▶ _Record excerpts_:
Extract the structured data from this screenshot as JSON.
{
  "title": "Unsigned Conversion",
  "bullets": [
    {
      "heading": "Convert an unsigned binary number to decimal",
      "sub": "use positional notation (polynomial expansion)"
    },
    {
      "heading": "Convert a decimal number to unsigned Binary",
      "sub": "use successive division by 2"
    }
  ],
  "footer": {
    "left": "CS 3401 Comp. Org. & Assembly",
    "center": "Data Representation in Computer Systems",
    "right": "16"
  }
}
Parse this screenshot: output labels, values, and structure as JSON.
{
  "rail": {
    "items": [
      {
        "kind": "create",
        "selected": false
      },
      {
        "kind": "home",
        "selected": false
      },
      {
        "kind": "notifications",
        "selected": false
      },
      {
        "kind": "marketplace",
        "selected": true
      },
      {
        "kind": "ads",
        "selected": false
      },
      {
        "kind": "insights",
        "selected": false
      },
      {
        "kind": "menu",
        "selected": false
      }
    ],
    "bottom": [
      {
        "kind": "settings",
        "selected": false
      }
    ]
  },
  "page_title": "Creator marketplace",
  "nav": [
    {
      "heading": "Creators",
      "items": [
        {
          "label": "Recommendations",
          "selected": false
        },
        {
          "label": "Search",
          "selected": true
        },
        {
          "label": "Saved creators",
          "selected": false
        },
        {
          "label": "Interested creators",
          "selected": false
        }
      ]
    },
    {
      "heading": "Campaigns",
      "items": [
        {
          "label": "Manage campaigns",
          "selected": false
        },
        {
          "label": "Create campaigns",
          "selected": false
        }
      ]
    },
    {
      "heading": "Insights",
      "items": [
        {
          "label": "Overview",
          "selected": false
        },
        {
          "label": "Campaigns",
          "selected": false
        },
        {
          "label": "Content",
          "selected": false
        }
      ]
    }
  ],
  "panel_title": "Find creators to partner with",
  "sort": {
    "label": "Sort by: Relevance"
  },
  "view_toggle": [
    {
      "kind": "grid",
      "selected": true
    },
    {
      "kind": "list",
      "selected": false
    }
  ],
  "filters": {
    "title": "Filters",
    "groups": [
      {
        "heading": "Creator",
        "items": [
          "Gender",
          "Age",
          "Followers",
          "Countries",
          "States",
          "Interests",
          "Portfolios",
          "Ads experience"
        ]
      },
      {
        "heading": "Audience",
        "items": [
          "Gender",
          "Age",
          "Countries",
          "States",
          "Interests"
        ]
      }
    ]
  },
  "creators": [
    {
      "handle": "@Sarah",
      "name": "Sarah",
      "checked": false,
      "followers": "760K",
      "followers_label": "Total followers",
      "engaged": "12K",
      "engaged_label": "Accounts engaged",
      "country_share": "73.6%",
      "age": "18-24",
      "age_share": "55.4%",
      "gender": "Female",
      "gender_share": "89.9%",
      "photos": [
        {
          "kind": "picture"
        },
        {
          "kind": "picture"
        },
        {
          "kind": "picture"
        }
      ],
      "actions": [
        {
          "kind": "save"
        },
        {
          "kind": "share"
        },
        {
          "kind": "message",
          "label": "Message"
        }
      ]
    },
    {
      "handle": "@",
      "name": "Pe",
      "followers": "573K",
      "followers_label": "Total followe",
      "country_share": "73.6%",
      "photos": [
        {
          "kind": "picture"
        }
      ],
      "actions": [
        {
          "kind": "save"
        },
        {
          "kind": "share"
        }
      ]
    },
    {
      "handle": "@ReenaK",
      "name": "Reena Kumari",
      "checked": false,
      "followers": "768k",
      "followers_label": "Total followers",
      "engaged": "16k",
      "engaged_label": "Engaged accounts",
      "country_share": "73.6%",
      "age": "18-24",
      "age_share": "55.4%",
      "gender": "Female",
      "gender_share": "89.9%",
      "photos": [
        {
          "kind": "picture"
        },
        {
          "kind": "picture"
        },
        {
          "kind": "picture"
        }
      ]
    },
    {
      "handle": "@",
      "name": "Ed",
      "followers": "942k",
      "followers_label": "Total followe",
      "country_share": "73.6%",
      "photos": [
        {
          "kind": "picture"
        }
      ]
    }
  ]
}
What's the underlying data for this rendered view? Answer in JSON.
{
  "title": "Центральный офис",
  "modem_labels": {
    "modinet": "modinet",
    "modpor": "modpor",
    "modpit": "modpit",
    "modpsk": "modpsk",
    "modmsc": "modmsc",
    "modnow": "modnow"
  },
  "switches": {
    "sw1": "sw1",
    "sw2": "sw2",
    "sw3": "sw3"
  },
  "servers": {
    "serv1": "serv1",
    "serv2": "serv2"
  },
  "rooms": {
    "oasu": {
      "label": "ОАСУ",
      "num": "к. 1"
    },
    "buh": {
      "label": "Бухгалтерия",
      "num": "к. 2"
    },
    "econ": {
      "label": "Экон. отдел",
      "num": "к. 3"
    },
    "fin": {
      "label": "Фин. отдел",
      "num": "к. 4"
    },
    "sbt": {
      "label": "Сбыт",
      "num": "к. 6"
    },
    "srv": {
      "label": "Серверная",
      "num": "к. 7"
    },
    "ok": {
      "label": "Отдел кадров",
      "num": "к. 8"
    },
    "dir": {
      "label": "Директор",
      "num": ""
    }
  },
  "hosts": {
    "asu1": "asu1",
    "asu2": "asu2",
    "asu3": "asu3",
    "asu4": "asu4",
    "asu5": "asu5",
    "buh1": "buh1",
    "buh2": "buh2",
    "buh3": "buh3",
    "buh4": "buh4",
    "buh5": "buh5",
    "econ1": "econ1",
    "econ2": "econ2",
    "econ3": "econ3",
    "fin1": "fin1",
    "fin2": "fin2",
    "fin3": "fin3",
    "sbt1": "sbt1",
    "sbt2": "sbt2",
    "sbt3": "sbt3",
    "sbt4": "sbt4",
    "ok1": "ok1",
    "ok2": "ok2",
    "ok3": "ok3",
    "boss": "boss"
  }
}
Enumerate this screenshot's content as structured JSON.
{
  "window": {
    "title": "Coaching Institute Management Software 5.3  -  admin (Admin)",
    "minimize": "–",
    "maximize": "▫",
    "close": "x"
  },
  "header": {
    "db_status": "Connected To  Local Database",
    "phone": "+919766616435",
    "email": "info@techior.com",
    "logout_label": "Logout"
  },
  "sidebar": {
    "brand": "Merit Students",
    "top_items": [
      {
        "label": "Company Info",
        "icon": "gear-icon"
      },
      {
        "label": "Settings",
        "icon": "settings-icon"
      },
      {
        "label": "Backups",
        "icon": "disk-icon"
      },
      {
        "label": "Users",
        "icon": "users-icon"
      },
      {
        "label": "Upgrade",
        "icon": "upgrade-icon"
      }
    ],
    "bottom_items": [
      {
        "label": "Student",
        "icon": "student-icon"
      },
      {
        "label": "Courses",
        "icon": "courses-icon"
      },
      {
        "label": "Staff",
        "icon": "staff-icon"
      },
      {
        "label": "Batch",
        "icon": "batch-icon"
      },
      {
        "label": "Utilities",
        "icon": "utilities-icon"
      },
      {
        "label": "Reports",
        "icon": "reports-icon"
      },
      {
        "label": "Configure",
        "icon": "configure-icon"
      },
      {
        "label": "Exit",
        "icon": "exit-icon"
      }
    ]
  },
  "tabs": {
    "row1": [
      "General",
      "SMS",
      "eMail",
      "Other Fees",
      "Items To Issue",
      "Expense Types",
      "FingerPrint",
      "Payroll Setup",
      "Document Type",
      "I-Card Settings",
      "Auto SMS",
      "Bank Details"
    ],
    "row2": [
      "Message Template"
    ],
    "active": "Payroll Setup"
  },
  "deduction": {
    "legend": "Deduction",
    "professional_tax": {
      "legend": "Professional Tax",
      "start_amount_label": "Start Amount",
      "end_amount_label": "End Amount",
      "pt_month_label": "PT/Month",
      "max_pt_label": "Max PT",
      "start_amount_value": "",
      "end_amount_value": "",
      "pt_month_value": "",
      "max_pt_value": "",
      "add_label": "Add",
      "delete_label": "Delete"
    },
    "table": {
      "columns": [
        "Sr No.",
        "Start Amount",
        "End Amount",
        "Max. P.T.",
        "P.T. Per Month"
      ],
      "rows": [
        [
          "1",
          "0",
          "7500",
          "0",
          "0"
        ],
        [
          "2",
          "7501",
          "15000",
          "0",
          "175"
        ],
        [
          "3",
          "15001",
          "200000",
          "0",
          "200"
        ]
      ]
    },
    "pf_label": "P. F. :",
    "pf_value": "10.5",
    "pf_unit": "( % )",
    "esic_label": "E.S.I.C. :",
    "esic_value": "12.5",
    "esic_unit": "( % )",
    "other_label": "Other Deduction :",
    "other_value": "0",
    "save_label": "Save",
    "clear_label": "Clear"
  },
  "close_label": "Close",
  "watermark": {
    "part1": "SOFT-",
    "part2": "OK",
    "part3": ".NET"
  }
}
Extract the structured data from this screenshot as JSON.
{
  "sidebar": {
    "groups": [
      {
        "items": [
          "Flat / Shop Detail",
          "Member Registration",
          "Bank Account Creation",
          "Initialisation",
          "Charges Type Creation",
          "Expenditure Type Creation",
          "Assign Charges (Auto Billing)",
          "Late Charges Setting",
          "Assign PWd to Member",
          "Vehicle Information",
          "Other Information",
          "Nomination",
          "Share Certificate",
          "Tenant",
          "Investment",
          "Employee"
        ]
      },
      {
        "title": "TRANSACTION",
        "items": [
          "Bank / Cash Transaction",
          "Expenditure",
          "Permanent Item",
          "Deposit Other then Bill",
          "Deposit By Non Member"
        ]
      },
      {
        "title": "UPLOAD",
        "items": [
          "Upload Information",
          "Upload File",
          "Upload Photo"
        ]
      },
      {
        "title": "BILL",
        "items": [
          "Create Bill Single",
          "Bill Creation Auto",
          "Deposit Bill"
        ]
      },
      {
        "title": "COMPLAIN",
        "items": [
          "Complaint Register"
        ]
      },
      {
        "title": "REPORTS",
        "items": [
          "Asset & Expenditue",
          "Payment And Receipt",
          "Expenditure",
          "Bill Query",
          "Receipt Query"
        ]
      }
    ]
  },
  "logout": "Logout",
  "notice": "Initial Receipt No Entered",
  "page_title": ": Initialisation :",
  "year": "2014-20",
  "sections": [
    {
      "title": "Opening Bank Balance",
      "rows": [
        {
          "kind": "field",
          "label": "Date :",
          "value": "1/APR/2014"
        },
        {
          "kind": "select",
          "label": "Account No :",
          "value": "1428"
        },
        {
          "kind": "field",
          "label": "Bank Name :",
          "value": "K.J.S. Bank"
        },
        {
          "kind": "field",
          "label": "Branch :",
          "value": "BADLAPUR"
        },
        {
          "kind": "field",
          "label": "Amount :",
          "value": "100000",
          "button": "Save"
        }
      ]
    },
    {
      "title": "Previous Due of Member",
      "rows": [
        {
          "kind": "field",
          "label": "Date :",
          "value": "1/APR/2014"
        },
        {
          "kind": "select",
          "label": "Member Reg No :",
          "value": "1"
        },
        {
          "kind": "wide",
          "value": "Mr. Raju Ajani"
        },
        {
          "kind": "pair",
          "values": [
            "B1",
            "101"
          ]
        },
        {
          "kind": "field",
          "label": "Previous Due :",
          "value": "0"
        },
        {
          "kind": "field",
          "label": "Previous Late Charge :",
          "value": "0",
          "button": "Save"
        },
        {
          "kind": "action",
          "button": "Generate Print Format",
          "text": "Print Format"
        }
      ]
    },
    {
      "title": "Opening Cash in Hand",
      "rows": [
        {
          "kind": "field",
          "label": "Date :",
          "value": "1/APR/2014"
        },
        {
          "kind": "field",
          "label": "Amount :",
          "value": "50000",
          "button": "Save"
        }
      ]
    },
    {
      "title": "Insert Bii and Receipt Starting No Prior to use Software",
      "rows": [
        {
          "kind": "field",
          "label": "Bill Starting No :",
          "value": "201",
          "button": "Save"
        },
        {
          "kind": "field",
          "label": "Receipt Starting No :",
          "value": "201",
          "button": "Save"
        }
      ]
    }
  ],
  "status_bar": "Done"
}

▶ _Instruction_: Reply with only the number of lines in the entries that contain the word "heading".

▶ _Solution for this task_: 7